_Exercise brief:_
Find each line containing the word "description" and report how many there are. Add nothing else.

_Data extract:_
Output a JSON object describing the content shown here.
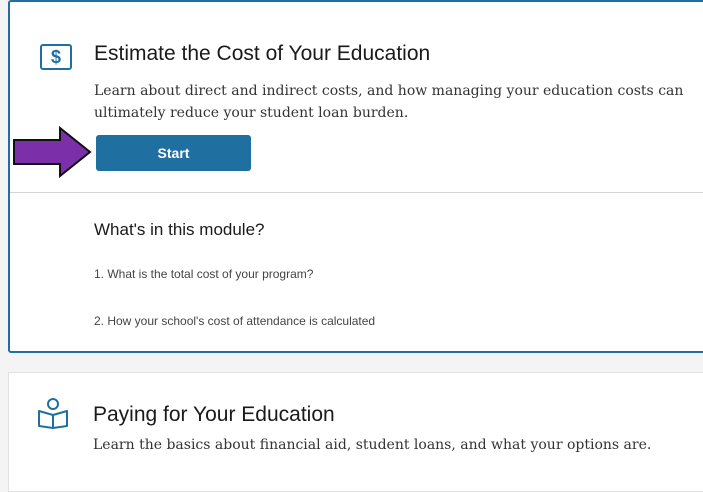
{
  "module1": {
    "icon": "dollar-sign-icon",
    "icon_glyph": "$",
    "title": "Estimate the Cost of Your Education",
    "description": "Learn about direct and indirect costs, and how managing your education costs can ultimately reduce your student loan burden.",
    "start_label": "Start",
    "whats_in_title": "What's in this module?",
    "items": [
      "1. What is the total cost of your program?",
      "2. How your school's cost of attendance is calculated"
    ]
  },
  "module2": {
    "icon": "reading-person-icon",
    "title": "Paying for Your Education",
    "description": "Learn the basics about financial aid, student loans, and what your options are."
  },
  "colors": {
    "accent": "#1f6fa0",
    "arrow": "#7b2fa8"
  }
}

_The response:_
2